WORK TO COMPLETE
Reproduce the listing exactly, with no pictures in your copy.

DATA SUPPLIED
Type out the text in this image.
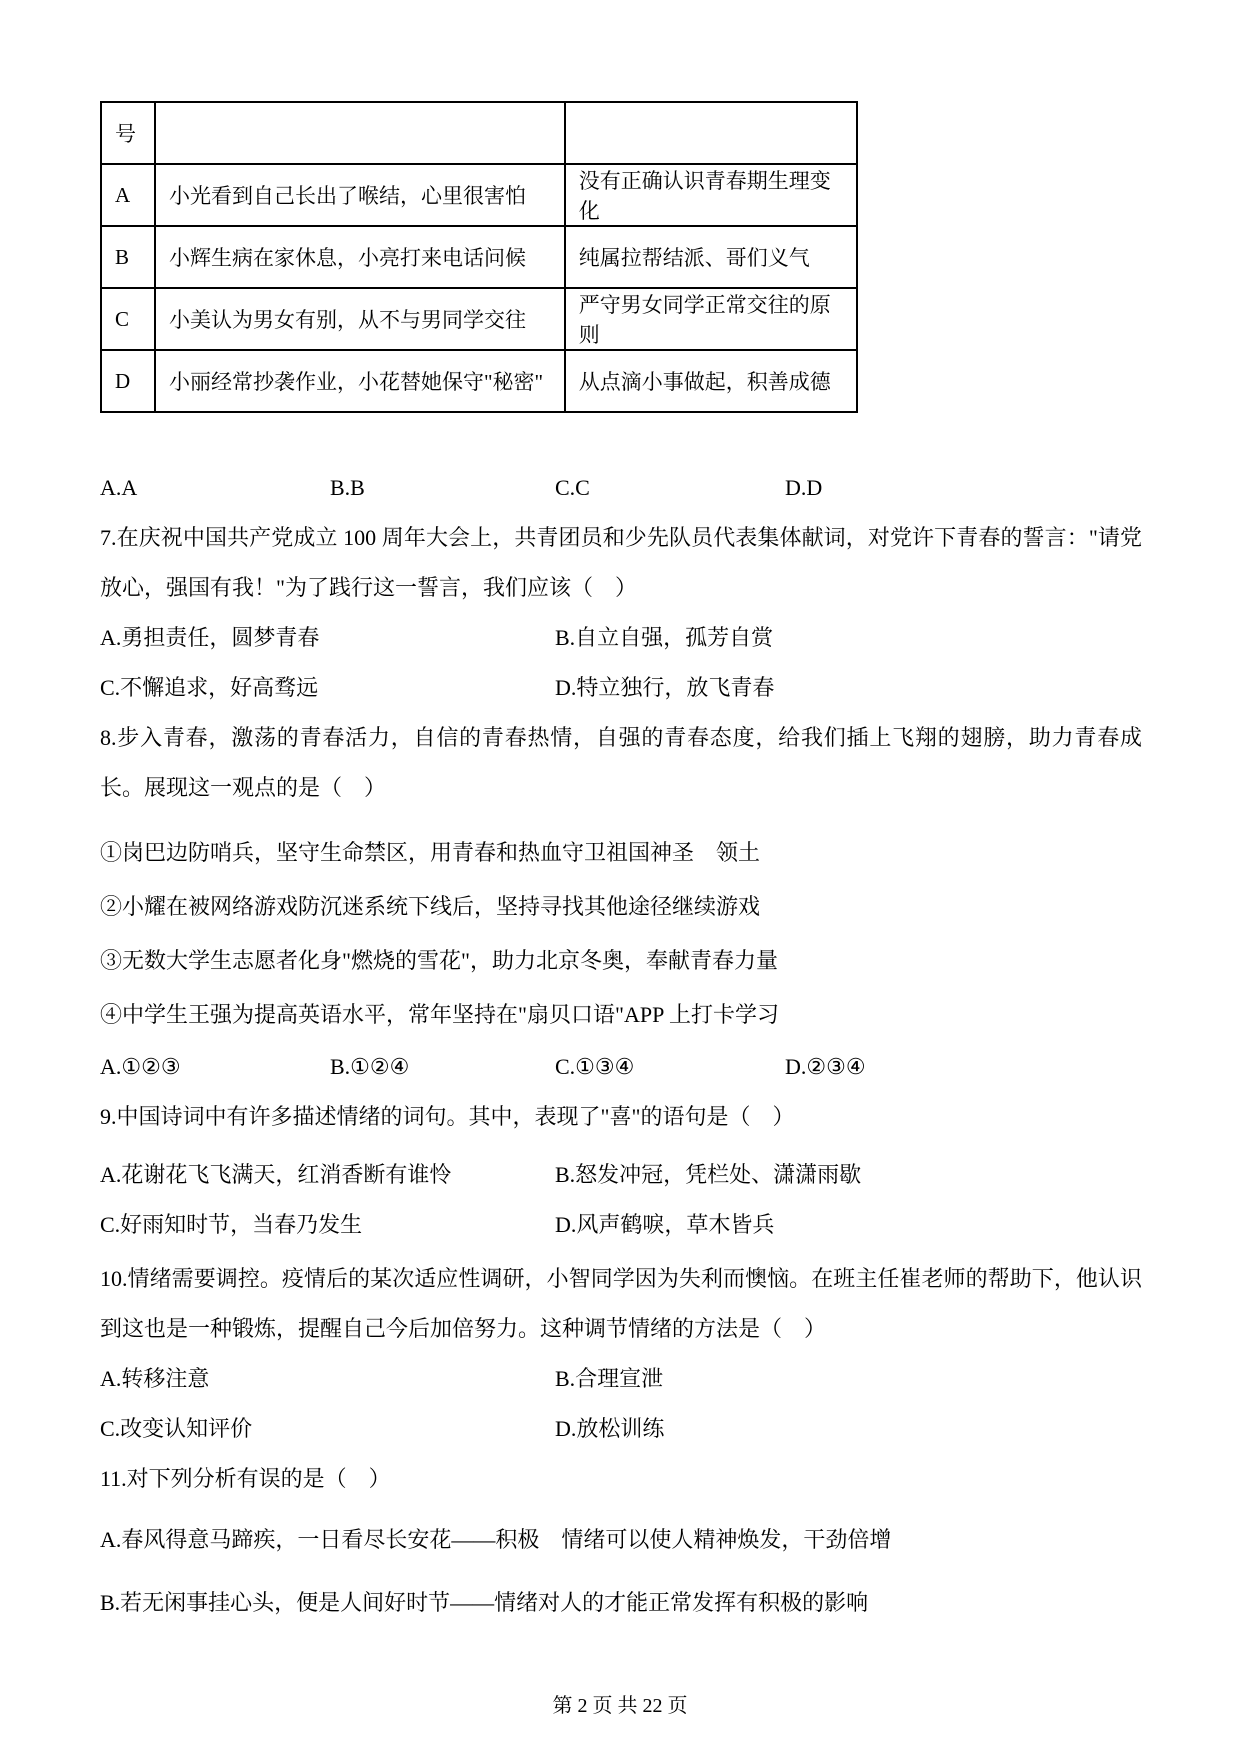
号		
A	小光看到自己长出了喉结，心里很害怕	没有正确认识青春期生理变化
B	小辉生病在家休息，小亮打来电话问候	纯属拉帮结派、哥们义气
C	小美认为男女有别，从不与男同学交往	严守男女同学正常交往的原则
D	小丽经常抄袭作业，小花替她保守"秘密"	从点滴小事做起，积善成德
A.A	B.B	C.C	D.D
7.在庆祝中国共产党成立 100 周年大会上，共青团员和少先队员代表集体献词，对党许下青春的誓言："请党放心，强国有我！"为了践行这一誓言，我们应该（　）
A.勇担责任，圆梦青春	B.自立自强，孤芳自赏
C.不懈追求，好高骛远	D.特立独行，放飞青春
8.步入青春，激荡的青春活力，自信的青春热情，自强的青春态度，给我们插上飞翔的翅膀，助力青春成长。展现这一观点的是（　）
①岗巴边防哨兵，坚守生命禁区，用青春和热血守卫祖国神圣　领土
②小耀在被网络游戏防沉迷系统下线后，坚持寻找其他途径继续游戏
③无数大学生志愿者化身"燃烧的雪花"，助力北京冬奥，奉献青春力量
④中学生王强为提高英语水平，常年坚持在"扇贝口语"APP 上打卡学习
A.①②③	B.①②④	C.①③④	D.②③④
9.中国诗词中有许多描述情绪的词句。其中，表现了"喜"的语句是（　）
A.花谢花飞飞满天，红消香断有谁怜	B.怒发冲冠，凭栏处、潇潇雨歇
C.好雨知时节，当春乃发生	D.风声鹤唳，草木皆兵
10.情绪需要调控。疫情后的某次适应性调研，小智同学因为失利而懊恼。在班主任崔老师的帮助下，他认识到这也是一种锻炼，提醒自己今后加倍努力。这种调节情绪的方法是（　）
A.转移注意	B.合理宣泄
C.改变认知评价	D.放松训练
11.对下列分析有误的是（　）
A.春风得意马蹄疾，一日看尽长安花——积极　情绪可以使人精神焕发，干劲倍增
B.若无闲事挂心头，便是人间好时节——情绪对人的才能正常发挥有积极的影响
第 2 页 共 22 页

RESPONSE TO THIS TASK
Type out the text in this image.
号		
A	小光看到自己长出了喉结，心里很害怕	没有正确认识青春期生理变化
B	小辉生病在家休息，小亮打来电话问候	纯属拉帮结派、哥们义气
C	小美认为男女有别，从不与男同学交往	严守男女同学正常交往的原则
D	小丽经常抄袭作业，小花替她保守"秘密"	从点滴小事做起，积善成德
A.A	B.B	C.C	D.D
7.在庆祝中国共产党成立 100 周年大会上，共青团员和少先队员代表集体献词，对党许下青春的誓言："请党放心，强国有我！"为了践行这一誓言，我们应该（　）
A.勇担责任，圆梦青春	B.自立自强，孤芳自赏
C.不懈追求，好高骛远	D.特立独行，放飞青春
8.步入青春，激荡的青春活力，自信的青春热情，自强的青春态度，给我们插上飞翔的翅膀，助力青春成长。展现这一观点的是（　）
①岗巴边防哨兵，坚守生命禁区，用青春和热血守卫祖国神圣　领土
②小耀在被网络游戏防沉迷系统下线后，坚持寻找其他途径继续游戏
③无数大学生志愿者化身"燃烧的雪花"，助力北京冬奥，奉献青春力量
④中学生王强为提高英语水平，常年坚持在"扇贝口语"APP 上打卡学习
A.①②③	B.①②④	C.①③④	D.②③④
9.中国诗词中有许多描述情绪的词句。其中，表现了"喜"的语句是（　）
A.花谢花飞飞满天，红消香断有谁怜	B.怒发冲冠，凭栏处、潇潇雨歇
C.好雨知时节，当春乃发生	D.风声鹤唳，草木皆兵
10.情绪需要调控。疫情后的某次适应性调研，小智同学因为失利而懊恼。在班主任崔老师的帮助下，他认识到这也是一种锻炼，提醒自己今后加倍努力。这种调节情绪的方法是（　）
A.转移注意	B.合理宣泄
C.改变认知评价	D.放松训练
11.对下列分析有误的是（　）
A.春风得意马蹄疾，一日看尽长安花——积极　情绪可以使人精神焕发，干劲倍增
B.若无闲事挂心头，便是人间好时节——情绪对人的才能正常发挥有积极的影响
第 2 页 共 22 页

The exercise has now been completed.